→ Problem
Check each line of the listing, and copy it if it contains the word "ylabel".

→ Provided entries
^^^^^^^^

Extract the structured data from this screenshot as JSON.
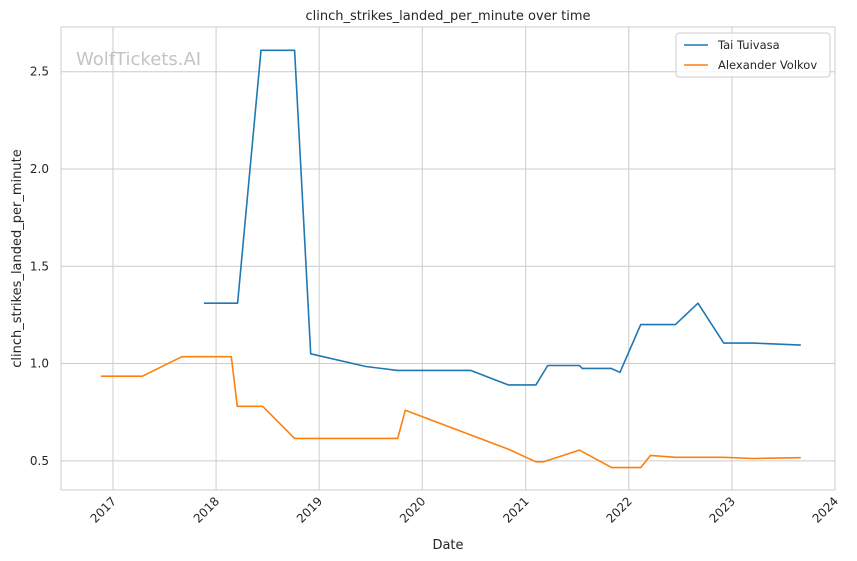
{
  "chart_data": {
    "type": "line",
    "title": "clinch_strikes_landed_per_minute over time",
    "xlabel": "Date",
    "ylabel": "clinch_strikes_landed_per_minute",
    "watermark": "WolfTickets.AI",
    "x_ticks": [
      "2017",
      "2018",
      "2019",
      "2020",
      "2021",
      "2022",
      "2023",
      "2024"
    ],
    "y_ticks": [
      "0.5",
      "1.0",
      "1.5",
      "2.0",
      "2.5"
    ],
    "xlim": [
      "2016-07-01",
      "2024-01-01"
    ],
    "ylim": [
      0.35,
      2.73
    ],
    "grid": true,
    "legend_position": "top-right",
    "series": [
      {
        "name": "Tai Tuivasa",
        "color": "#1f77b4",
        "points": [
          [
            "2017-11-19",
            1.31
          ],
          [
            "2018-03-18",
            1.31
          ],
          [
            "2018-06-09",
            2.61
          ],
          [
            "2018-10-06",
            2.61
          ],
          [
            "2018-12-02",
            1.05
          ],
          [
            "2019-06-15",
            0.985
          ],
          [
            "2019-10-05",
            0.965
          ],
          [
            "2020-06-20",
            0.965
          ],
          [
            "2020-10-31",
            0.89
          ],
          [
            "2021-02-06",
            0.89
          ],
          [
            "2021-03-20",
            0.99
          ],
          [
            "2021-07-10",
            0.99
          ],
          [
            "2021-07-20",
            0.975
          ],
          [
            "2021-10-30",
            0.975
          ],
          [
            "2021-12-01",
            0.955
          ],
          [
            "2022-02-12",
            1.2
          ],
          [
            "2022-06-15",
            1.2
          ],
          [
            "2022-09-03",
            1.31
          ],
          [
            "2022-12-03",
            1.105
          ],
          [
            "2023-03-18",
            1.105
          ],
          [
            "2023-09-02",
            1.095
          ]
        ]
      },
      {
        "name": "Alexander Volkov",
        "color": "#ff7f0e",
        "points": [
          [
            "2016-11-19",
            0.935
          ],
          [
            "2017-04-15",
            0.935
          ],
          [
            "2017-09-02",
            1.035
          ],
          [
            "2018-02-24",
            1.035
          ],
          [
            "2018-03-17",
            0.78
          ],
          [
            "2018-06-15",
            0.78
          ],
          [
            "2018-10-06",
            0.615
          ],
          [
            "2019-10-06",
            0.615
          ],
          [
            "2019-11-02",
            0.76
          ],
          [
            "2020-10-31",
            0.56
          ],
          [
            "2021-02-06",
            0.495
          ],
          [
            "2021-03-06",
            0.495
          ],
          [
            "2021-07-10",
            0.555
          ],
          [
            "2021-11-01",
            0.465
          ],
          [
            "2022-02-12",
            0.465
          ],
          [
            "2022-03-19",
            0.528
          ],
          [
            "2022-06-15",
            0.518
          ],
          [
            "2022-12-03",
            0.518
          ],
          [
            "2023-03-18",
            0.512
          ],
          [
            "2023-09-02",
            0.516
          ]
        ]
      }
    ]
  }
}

^^^^^^^^

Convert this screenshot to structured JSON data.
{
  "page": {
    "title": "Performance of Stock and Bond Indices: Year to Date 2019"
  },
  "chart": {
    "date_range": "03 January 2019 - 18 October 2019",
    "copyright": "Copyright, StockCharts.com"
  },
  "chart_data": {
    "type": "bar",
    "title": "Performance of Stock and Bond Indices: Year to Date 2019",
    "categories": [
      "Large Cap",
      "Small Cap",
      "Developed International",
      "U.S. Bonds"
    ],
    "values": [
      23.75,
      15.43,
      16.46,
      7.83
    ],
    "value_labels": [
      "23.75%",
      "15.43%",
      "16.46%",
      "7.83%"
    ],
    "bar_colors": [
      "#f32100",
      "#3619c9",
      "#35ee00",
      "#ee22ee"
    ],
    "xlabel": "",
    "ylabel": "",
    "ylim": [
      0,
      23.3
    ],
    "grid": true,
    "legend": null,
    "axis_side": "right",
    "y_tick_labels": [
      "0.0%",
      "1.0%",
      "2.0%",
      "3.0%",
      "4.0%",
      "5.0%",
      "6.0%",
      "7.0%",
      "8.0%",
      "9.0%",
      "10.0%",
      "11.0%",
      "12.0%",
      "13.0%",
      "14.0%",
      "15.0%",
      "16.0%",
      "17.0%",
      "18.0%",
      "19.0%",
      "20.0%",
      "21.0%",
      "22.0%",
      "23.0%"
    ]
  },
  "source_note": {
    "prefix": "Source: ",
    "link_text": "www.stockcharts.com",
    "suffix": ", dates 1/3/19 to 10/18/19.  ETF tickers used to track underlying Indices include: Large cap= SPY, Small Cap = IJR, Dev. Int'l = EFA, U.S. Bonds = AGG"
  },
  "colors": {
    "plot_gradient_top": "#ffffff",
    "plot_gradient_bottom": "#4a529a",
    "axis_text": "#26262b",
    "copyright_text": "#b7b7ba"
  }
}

^^^^^^^^

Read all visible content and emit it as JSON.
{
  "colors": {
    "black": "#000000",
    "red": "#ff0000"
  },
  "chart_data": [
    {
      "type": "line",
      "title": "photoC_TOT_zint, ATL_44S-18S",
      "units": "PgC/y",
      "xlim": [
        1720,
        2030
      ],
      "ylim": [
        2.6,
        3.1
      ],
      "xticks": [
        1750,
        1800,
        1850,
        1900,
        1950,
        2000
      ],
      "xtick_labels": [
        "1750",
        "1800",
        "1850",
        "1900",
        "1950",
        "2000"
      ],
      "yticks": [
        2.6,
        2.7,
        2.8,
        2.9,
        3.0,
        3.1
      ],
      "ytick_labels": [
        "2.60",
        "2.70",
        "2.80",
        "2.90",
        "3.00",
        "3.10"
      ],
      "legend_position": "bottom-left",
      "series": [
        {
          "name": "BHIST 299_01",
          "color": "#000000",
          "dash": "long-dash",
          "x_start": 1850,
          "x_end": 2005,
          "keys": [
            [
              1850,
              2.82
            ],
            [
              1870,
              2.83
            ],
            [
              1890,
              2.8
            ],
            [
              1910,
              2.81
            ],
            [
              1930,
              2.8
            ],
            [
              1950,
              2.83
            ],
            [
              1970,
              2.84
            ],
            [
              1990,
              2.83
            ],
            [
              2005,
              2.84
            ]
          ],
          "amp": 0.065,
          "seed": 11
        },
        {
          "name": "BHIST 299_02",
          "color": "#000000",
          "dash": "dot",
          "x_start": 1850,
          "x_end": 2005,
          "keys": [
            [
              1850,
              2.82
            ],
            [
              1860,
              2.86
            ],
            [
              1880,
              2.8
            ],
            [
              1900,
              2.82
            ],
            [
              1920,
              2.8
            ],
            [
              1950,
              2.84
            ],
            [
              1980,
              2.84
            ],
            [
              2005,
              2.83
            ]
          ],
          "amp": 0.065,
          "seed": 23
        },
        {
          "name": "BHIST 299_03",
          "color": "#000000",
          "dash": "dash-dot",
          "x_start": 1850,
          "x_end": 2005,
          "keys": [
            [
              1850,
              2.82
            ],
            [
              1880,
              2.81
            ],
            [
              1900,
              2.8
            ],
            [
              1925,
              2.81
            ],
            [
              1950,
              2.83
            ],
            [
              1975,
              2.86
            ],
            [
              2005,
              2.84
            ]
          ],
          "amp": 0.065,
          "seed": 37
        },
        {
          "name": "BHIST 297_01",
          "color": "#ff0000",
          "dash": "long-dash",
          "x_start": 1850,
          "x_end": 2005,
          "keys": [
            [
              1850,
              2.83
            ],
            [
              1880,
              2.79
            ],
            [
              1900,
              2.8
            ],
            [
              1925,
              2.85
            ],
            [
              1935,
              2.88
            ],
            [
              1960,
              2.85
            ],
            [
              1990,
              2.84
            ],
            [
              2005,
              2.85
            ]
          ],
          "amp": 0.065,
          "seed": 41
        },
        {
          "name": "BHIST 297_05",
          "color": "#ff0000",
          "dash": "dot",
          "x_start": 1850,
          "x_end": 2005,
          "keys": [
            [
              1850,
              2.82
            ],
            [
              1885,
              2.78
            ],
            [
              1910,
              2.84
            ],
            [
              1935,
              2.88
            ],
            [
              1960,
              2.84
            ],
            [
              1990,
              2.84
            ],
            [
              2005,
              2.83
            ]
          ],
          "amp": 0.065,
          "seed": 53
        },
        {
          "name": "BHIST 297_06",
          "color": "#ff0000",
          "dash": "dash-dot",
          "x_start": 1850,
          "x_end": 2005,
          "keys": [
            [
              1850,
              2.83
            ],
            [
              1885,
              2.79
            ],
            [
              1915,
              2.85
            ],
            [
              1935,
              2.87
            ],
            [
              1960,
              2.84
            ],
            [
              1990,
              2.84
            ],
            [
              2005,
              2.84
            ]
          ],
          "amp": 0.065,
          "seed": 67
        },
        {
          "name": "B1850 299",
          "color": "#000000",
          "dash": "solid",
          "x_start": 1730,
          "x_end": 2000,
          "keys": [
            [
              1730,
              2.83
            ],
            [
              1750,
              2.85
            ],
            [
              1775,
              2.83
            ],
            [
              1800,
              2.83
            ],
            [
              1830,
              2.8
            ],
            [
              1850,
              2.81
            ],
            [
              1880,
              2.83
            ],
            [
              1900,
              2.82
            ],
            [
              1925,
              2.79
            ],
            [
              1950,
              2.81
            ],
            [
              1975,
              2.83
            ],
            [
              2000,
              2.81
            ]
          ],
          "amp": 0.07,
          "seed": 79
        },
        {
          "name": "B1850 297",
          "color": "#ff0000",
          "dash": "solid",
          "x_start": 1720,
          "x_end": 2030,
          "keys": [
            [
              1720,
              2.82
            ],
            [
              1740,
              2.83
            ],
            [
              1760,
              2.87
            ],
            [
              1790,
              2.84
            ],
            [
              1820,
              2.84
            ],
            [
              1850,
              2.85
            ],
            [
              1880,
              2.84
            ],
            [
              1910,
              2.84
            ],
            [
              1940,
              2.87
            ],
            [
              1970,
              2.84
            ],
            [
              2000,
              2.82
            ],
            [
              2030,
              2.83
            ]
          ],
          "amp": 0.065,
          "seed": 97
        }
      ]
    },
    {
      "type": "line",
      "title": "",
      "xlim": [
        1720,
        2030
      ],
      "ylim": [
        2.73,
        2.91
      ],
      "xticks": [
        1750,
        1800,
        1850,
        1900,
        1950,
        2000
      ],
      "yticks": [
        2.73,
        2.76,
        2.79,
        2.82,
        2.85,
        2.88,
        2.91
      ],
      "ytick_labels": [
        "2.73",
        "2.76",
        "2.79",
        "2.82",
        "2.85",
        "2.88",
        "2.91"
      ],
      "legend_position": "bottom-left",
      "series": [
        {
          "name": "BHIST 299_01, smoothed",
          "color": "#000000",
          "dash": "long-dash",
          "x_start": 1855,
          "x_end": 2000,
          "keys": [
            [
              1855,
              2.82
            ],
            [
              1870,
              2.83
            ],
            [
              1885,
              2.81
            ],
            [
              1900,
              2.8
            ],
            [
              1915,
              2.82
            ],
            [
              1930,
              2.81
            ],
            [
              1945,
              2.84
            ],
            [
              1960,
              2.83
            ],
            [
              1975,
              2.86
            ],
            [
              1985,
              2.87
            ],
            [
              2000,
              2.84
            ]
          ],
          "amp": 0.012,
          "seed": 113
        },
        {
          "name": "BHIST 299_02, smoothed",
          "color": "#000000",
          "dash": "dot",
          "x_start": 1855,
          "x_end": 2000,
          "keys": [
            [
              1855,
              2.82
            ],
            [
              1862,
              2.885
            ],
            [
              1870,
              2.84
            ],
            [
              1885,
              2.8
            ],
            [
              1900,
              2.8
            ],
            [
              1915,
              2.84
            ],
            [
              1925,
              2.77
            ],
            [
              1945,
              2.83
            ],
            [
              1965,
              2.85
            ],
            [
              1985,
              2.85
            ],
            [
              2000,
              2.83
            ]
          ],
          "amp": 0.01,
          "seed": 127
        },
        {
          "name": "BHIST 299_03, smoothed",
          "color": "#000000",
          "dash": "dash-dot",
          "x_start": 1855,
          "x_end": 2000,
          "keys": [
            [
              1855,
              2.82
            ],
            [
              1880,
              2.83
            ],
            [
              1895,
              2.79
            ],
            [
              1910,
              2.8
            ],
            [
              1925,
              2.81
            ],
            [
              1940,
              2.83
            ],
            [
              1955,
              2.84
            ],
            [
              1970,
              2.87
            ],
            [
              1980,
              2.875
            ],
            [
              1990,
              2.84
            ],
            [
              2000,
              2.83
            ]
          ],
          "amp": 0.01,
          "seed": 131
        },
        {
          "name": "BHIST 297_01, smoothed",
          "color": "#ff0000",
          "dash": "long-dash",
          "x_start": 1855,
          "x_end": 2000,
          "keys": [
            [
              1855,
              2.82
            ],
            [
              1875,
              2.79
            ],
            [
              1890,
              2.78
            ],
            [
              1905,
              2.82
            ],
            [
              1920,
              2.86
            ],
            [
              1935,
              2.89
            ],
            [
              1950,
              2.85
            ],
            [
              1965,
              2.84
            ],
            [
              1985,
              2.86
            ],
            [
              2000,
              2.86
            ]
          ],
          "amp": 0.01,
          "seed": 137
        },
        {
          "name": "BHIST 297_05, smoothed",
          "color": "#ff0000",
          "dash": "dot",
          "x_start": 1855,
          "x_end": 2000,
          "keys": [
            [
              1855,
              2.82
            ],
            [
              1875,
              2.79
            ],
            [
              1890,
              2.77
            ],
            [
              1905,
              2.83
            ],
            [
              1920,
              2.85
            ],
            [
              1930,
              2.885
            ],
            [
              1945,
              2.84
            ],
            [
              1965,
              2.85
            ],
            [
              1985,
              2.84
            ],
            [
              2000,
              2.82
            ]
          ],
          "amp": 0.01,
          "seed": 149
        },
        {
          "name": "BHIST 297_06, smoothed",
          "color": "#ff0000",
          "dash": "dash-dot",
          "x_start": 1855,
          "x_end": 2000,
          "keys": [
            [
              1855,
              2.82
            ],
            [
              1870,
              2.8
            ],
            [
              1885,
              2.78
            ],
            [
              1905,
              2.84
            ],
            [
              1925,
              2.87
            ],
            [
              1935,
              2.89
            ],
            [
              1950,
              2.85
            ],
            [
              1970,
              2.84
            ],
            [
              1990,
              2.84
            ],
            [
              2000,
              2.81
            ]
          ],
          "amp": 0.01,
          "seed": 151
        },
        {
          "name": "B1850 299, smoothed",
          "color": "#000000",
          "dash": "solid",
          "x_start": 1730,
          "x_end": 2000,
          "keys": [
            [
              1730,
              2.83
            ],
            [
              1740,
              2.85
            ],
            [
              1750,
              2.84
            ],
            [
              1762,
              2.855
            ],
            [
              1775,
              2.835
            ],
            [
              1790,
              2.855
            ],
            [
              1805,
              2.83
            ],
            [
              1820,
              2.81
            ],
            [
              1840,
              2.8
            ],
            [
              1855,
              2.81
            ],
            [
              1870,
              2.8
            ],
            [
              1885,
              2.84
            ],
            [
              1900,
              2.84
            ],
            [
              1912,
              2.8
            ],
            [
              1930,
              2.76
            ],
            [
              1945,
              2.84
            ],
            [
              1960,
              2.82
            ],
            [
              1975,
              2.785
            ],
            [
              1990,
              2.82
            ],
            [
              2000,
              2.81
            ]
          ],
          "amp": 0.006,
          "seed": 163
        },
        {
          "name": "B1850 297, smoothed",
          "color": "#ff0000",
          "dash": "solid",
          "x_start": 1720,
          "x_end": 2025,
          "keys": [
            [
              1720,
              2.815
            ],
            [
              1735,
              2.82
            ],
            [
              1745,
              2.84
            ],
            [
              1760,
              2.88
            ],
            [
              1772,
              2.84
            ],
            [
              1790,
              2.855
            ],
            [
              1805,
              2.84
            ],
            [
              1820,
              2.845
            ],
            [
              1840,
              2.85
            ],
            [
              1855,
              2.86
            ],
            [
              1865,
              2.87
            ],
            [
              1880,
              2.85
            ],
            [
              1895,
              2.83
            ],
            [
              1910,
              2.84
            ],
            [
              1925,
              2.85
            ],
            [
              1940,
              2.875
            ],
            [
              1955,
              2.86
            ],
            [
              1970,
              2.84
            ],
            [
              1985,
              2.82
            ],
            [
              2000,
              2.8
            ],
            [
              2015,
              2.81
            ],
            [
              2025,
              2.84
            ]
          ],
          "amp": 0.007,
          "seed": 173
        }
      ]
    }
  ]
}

^^^^^^^^

→ Output of the exercise
    "ylabel": "clinch_strikes_landed_per_minute",
    "ylabel": "",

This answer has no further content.